Items from a dataset
^^^^

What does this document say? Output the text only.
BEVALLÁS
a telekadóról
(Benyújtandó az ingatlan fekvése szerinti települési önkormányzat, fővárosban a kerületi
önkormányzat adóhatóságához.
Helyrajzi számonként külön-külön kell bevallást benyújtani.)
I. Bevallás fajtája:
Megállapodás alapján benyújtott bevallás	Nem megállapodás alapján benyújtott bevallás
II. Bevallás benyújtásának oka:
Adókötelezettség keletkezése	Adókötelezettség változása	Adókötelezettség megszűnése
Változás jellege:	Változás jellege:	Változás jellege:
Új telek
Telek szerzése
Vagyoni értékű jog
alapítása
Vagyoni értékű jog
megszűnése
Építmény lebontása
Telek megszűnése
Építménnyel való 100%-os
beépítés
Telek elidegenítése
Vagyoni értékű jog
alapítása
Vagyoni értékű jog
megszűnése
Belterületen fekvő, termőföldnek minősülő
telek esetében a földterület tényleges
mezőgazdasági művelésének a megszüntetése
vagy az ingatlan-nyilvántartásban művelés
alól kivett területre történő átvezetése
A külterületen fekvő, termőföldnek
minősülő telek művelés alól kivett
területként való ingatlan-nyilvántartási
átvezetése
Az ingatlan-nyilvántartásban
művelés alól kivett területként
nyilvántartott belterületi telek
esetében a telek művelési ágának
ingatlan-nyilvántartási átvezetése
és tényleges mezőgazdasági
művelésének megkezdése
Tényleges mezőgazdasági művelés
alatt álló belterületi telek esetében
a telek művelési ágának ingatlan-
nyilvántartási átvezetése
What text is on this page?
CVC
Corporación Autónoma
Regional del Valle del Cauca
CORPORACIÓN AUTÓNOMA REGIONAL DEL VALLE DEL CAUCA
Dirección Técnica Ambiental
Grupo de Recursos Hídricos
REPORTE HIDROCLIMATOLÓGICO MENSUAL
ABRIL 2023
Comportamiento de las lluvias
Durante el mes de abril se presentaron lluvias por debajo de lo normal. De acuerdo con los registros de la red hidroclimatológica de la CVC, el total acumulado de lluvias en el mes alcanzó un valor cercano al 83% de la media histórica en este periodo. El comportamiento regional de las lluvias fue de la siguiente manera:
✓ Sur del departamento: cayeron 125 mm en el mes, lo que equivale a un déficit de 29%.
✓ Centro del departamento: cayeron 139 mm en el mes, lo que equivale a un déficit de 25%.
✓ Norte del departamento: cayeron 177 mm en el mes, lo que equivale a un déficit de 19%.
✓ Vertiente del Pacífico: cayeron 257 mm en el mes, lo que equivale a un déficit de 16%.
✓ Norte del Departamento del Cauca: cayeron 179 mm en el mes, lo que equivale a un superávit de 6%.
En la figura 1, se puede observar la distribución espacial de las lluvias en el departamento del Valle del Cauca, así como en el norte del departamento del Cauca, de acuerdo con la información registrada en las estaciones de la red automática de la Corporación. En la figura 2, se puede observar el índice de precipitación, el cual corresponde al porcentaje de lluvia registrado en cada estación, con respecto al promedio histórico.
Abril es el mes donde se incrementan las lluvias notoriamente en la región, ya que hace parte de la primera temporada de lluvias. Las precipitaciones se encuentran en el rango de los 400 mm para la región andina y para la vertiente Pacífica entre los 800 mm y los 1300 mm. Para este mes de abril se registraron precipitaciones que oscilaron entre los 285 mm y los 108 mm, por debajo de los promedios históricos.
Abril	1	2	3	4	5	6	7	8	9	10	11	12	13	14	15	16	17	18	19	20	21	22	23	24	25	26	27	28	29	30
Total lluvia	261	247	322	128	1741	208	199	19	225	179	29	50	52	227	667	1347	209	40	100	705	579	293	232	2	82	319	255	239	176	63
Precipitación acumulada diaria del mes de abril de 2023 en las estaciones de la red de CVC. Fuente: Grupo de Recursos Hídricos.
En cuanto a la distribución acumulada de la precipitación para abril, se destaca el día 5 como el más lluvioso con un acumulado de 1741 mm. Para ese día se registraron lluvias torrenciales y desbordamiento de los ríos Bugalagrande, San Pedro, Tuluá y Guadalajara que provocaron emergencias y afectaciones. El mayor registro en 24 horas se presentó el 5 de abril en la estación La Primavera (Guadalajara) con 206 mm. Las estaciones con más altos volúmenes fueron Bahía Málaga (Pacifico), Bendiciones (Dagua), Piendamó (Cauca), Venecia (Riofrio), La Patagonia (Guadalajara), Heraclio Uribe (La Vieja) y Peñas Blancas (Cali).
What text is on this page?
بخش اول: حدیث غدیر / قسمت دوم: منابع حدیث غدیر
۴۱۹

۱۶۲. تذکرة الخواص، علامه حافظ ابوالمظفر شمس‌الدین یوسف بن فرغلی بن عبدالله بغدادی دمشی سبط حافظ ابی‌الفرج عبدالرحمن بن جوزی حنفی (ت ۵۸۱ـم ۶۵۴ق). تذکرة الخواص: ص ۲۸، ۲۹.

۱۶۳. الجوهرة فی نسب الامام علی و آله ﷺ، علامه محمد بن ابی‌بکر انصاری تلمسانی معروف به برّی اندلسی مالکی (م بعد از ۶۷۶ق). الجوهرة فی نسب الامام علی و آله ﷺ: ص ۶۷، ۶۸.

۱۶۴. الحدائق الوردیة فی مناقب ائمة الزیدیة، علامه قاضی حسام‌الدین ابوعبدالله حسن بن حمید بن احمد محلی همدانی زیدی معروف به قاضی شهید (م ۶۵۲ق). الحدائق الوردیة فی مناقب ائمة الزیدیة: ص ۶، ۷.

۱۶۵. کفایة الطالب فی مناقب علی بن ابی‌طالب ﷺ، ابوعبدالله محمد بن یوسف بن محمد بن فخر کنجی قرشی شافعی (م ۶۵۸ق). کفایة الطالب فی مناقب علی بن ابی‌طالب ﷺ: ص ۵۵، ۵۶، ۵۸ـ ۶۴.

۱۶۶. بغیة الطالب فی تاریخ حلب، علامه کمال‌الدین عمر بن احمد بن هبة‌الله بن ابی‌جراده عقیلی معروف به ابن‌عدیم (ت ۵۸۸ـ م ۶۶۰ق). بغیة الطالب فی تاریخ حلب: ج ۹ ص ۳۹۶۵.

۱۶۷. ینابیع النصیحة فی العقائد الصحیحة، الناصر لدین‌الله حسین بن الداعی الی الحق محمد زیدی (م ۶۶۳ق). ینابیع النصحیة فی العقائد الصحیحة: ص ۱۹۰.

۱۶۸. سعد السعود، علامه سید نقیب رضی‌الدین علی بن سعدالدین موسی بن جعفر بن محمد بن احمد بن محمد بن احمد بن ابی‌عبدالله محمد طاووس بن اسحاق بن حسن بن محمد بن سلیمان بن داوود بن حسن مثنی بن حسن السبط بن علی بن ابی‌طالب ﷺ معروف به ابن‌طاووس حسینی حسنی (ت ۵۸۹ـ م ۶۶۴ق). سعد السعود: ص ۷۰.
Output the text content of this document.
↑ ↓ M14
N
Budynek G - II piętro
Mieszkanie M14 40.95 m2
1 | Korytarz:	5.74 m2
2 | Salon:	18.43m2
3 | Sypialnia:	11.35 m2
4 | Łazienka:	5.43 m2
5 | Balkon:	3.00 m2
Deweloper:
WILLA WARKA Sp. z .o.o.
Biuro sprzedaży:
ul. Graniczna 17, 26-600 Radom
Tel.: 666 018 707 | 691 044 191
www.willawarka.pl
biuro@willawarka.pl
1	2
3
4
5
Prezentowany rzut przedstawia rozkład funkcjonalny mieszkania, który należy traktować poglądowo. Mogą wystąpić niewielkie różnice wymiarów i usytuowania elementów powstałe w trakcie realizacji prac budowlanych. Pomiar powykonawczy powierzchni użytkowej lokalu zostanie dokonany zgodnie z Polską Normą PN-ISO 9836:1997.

^^^^

§ Work required:
Everything from the line with "Output the text content of this document." through the last line of the material above should be echoed exactly, and nothing else.

§ Output for this task:
Output the text content of this document.
↑ ↓ M14
N
Budynek G - II piętro
Mieszkanie M14 40.95 m2
1 | Korytarz:	5.74 m2
2 | Salon:	18.43m2
3 | Sypialnia:	11.35 m2
4 | Łazienka:	5.43 m2
5 | Balkon:	3.00 m2
Deweloper:
WILLA WARKA Sp. z .o.o.
Biuro sprzedaży:
ul. Graniczna 17, 26-600 Radom
Tel.: 666 018 707 | 691 044 191
www.willawarka.pl
biuro@willawarka.pl
1	2
3
4
5
Prezentowany rzut przedstawia rozkład funkcjonalny mieszkania, który należy traktować poglądowo. Mogą wystąpić niewielkie różnice wymiarów i usytuowania elementów powstałe w trakcie realizacji prac budowlanych. Pomiar powykonawczy powierzchni użytkowej lokalu zostanie dokonany zgodnie z Polską Normą PN-ISO 9836:1997.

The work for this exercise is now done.